Written request: Write out the complete material exactly as it stands.

(Data entries)
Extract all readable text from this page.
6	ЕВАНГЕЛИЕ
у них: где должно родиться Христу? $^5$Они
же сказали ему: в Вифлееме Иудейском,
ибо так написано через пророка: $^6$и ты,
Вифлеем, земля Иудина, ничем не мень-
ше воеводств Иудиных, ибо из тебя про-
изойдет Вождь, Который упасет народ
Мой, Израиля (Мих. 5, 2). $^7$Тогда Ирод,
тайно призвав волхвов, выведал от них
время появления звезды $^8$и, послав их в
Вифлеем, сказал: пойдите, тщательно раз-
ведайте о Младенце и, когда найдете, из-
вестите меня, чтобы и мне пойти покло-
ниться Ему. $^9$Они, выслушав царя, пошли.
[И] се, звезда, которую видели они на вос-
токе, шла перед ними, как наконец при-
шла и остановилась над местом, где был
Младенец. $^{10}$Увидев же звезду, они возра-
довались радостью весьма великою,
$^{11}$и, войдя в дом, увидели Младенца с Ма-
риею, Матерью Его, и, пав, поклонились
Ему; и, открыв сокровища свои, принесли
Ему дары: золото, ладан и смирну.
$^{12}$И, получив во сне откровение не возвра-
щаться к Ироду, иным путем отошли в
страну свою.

Result:
Extract all readable text from this page.
6	ЕВАНГЕЛИЕ
у них: где должно родиться Христу? $^5$Они
же сказали ему: в Вифлееме Иудейском,
ибо так написано через пророка: $^6$и ты,
Вифлеем, земля Иудина, ничем не мень-
ше воеводств Иудиных, ибо из тебя про-
изойдет Вождь, Который упасет народ
Мой, Израиля (Мих. 5, 2). $^7$Тогда Ирод,
тайно призвав волхвов, выведал от них
время появления звезды $^8$и, послав их в
Вифлеем, сказал: пойдите, тщательно раз-
ведайте о Младенце и, когда найдете, из-
вестите меня, чтобы и мне пойти покло-
ниться Ему. $^9$Они, выслушав царя, пошли.
[И] се, звезда, которую видели они на вос-
токе, шла перед ними, как наконец при-
шла и остановилась над местом, где был
Младенец. $^{10}$Увидев же звезду, они возра-
довались радостью весьма великою,
$^{11}$и, войдя в дом, увидели Младенца с Ма-
риею, Матерью Его, и, пав, поклонились
Ему; и, открыв сокровища свои, принесли
Ему дары: золото, ладан и смирну.
$^{12}$И, получив во сне откровение не возвра-
щаться к Ироду, иным путем отошли в
страну свою.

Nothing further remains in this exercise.